How It Works

The FV (Future Value) function calculates what your money will be worth in the future, accounting for compound interest and regular contributions. This is the foundation of retirement planning and savings projections.

Syntax

=FV(rate, nper, pmt, [pv], [type])

rate: Interest rate per period (annual ÷ 12 for monthly)
nper: Number of periods (years × 12 for monthly)
pmt: Payment per period (negative for deposits)
pv: Present value/starting amount (negative for deposits)
type: When deposits are made (0=end, 1=beginning)

Example

Retirement Savings:

Starting Amount: $10,000
Monthly Contribution: $500
Annual Return: 7%
Time Horizon: 30 years

Formula: =FV(7%/12, 360, -500, -10000)

Result: $632,408.10

Your $10,000 plus $180,000 in contributions grows to over $632,000!

Common Scenarios

Emergency Fund Growth

$1,000 starting, $200/month, 4% APY savings account, 3 years:

=FV(4%/12, 36, -200, -1000)

Result: $8,651

College Savings (529 Plan)

$5,000 starting, $300/month, 6% return, 18 years:

=FV(6%/12, 216, -300, -5000)

Result: $131,572

Simple Growth (No Contributions)

$50,000 invested at 8% for 20 years:

=FV(8%/12, 240, 0, -50000)
□ □ □ □ □ □ □
▸ **WORK INSTRUCTIONS**:
a – From the FV function guide, extract the text starting with "How It Works" and going on through "(annual ÷ 12 for monthly)".
b – Answer these questions about the FV function guide:
(i) What does a type value of 1 indicate?
(ii) What annual return does the retirement savings example assume?
(iii) How many years does the College Savings (529 Plan) scenario cover?
c – Proceed with the FV function guide, picking up right after its last line.
□ □ □ □ □ □ □
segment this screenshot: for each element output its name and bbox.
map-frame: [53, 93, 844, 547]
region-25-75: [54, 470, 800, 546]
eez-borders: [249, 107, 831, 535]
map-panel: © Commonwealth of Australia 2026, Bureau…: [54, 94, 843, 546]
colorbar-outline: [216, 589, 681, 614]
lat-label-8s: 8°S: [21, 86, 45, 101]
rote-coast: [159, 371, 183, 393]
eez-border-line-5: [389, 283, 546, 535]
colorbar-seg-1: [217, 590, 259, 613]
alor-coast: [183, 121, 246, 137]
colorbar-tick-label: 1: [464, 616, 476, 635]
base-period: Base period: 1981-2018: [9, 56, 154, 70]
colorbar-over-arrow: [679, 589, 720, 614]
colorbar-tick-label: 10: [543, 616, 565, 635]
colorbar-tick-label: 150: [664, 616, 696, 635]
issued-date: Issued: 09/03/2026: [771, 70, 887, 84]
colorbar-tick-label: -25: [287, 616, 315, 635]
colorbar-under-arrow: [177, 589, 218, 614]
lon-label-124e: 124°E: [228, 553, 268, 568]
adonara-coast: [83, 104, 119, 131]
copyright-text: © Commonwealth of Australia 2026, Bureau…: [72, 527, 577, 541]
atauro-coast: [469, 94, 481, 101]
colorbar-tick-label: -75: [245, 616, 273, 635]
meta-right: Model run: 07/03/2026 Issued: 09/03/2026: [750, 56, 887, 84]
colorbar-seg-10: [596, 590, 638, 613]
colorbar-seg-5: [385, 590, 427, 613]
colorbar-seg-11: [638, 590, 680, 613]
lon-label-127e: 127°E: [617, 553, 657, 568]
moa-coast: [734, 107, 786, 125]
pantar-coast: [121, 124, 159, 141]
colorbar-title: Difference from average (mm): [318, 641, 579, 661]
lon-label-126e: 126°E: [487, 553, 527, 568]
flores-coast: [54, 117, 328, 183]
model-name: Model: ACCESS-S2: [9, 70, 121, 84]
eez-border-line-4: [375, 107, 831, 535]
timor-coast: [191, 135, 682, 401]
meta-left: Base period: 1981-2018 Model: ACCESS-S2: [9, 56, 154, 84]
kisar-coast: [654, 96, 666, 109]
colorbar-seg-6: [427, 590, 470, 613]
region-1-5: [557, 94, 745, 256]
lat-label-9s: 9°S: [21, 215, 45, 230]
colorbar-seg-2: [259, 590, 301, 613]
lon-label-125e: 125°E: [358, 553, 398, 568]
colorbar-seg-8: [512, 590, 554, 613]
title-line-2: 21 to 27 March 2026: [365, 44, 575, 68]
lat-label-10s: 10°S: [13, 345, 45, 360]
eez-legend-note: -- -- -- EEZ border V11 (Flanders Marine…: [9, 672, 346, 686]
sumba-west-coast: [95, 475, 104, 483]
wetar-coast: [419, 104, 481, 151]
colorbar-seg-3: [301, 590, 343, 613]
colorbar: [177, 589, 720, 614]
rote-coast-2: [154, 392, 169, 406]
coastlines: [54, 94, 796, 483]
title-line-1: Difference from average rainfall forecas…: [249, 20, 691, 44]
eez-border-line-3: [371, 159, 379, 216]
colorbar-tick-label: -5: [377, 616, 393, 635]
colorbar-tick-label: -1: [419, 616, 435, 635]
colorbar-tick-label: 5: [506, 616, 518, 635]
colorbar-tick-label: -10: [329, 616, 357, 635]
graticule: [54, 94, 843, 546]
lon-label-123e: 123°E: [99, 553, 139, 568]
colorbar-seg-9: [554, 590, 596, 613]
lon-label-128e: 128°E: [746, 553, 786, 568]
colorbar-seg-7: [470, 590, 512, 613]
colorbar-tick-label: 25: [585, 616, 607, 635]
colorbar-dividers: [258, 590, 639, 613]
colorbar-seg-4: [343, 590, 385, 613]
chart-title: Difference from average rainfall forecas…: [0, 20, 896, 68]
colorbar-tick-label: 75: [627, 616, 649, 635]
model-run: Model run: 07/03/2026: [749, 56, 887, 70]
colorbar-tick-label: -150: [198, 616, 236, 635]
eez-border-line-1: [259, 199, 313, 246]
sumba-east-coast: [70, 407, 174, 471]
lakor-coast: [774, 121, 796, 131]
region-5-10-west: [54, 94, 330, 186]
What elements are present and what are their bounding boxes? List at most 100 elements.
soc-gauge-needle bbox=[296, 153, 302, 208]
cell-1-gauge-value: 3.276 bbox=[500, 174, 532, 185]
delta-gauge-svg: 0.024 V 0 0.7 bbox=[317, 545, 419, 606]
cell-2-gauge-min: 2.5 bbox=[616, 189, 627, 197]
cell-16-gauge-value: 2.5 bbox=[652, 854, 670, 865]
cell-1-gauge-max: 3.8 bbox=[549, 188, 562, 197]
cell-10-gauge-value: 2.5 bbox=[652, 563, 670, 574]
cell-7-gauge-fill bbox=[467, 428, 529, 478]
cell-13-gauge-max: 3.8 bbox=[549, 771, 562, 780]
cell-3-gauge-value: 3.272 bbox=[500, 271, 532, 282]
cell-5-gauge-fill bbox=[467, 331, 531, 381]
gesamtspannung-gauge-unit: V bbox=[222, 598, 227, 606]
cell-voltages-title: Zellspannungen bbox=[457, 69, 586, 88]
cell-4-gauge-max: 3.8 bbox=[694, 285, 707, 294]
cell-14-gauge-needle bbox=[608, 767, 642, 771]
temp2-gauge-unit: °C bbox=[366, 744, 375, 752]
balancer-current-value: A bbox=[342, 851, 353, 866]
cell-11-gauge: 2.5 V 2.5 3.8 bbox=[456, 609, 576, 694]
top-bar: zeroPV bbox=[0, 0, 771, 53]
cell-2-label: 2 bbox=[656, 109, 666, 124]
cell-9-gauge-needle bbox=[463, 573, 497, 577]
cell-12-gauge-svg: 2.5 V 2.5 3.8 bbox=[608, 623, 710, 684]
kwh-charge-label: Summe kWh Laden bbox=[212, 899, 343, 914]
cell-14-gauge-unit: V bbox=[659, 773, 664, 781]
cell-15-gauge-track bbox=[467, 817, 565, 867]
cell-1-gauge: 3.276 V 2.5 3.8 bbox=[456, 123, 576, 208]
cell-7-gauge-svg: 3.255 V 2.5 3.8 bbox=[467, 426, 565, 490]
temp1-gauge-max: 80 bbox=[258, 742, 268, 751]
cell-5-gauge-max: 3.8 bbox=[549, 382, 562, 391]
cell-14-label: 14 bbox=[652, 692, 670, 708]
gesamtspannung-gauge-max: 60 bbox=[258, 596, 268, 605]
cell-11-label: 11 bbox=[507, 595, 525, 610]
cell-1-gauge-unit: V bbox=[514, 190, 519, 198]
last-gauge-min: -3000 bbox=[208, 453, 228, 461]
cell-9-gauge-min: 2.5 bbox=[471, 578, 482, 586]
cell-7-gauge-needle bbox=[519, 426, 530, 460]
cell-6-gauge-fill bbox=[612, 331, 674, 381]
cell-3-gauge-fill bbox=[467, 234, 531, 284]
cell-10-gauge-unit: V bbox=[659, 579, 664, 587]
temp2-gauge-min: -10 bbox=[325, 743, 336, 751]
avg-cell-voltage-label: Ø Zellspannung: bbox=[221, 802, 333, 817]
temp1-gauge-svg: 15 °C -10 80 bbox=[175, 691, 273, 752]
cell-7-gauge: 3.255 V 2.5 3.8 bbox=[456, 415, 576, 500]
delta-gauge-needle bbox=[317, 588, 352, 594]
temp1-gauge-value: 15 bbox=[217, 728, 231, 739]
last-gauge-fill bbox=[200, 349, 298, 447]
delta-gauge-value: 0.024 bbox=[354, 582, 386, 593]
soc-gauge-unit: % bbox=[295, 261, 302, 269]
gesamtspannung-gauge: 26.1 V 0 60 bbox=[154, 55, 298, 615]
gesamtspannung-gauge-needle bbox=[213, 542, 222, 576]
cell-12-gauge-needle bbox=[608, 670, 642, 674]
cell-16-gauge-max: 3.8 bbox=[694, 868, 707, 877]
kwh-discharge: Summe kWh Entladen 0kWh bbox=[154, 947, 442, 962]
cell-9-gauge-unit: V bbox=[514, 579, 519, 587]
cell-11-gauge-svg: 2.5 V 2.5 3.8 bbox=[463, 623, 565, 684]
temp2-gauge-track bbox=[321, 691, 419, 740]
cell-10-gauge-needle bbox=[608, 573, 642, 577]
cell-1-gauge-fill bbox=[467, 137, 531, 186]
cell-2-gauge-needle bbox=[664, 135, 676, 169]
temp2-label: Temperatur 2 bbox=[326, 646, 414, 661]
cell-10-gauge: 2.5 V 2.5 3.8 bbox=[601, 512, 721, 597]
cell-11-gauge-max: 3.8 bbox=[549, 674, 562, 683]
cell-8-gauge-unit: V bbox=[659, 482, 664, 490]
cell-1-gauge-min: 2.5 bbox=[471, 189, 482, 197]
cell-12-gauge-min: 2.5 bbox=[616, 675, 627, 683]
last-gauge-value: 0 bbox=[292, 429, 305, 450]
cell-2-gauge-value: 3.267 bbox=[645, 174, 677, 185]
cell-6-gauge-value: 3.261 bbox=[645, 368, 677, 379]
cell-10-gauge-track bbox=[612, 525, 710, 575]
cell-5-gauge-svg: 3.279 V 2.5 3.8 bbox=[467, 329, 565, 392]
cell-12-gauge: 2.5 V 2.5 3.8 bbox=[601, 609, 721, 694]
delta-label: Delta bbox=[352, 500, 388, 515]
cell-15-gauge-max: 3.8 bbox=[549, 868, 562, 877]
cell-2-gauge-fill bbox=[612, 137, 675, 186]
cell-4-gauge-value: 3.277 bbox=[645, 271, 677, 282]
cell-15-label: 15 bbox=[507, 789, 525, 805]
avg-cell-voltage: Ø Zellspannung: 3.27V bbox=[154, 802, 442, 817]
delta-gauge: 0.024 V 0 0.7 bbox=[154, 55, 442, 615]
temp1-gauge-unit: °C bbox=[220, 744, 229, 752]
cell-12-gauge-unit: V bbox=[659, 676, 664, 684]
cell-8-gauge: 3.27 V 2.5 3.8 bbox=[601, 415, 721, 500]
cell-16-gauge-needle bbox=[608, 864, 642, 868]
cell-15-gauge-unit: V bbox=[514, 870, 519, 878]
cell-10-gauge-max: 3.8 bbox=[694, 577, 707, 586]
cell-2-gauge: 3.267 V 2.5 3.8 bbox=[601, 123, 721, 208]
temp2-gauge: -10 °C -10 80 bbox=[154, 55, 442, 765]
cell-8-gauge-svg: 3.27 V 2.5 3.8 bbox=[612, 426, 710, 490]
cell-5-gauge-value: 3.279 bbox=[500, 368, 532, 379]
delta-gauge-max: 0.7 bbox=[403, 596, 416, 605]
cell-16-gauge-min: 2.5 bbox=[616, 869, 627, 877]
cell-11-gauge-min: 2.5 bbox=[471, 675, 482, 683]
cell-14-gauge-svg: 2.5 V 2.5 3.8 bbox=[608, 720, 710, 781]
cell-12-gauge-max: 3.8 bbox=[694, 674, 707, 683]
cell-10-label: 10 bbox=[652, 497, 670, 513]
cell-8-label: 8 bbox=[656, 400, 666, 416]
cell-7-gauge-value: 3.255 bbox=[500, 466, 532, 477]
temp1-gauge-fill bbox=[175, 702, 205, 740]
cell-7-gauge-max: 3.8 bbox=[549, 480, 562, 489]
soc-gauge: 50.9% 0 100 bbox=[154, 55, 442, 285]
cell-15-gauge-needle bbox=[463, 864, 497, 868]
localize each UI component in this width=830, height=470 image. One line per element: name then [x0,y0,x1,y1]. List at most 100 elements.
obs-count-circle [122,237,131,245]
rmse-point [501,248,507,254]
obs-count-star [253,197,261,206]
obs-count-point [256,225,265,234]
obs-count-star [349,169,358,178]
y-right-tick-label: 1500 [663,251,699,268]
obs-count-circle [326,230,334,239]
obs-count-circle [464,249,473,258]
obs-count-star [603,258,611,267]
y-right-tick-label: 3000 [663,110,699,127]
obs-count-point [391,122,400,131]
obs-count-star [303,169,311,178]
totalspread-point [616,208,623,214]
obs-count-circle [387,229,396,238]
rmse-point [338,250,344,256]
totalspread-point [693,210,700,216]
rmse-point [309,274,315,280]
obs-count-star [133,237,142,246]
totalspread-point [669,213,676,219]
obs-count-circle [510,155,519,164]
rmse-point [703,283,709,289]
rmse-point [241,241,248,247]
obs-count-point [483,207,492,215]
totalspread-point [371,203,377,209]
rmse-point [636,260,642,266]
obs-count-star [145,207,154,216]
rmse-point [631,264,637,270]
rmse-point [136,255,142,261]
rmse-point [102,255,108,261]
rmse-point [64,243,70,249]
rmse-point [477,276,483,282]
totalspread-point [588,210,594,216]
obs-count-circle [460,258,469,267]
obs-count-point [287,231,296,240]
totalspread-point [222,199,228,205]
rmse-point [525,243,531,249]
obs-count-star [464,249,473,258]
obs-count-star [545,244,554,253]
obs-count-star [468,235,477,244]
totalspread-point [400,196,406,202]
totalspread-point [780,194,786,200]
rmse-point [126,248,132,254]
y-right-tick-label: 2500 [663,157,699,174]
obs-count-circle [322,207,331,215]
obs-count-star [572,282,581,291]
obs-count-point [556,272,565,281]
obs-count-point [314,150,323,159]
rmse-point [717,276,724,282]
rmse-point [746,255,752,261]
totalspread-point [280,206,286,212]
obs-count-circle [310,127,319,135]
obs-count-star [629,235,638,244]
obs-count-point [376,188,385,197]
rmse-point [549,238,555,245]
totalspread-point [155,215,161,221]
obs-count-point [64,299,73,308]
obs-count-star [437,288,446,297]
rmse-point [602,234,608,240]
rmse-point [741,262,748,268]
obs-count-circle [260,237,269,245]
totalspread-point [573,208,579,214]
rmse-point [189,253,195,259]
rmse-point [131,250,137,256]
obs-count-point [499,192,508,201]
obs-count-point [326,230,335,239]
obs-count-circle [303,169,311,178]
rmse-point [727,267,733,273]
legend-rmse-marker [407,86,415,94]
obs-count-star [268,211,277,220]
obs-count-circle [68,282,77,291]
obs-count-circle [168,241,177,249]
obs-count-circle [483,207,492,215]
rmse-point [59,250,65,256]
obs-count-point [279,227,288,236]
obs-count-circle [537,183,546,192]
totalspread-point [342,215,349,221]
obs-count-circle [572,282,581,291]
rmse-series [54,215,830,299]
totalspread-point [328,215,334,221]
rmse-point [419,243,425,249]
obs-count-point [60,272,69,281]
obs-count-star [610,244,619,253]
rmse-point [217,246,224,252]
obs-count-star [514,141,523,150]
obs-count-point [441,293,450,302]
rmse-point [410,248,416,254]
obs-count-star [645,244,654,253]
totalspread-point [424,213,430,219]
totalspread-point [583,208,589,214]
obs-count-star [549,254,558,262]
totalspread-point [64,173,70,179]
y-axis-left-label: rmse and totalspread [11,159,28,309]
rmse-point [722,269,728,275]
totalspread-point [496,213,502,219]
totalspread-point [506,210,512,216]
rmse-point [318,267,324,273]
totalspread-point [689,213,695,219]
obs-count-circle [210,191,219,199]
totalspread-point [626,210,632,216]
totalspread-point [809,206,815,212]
□ □ □ □ □ □ □
▸ **ANSWERS PER TASK**:
a –
How It Works

The FV (Future Value) function calculates what your money will be worth in the future, accounting for compound interest and regular contributions. This is the foundation of retirement planning and savings projections.

Syntax

=FV(rate, nper, pmt, [pv], [type])

rate: Interest rate per period (annual ÷ 12 for monthly)

b –
(i) Deposits are made at the beginning of each period.
(ii) 7%.
(iii) 18 years.

c –
Result: $244,692

Variations

Annual Compounding

For investments that compound annually:

=FV(rate, years, -annual_contribution, -initial)

Show Breakdown

Calculate how much is contributions vs. growth:

Contributions: =monthly * months + initial
Growth: =FV(...) - contributions

Pro Tips

Use negative numbers for money you’re putting IN
Compare scenarios by changing the rate to see impact of different returns
Account for inflation by using real return (nominal - inflation)
Monthly vs. annual - monthly compounding gives slightly higher results

The Power of Time

Starting	Monthly	Years	@7% Return
$0	$500	10	$86,542
$0	$500	20	$260,464
$0	$500	30	$606,438
$0	$500	40	$1,318,941

Starting early is the most powerful factor in building wealth.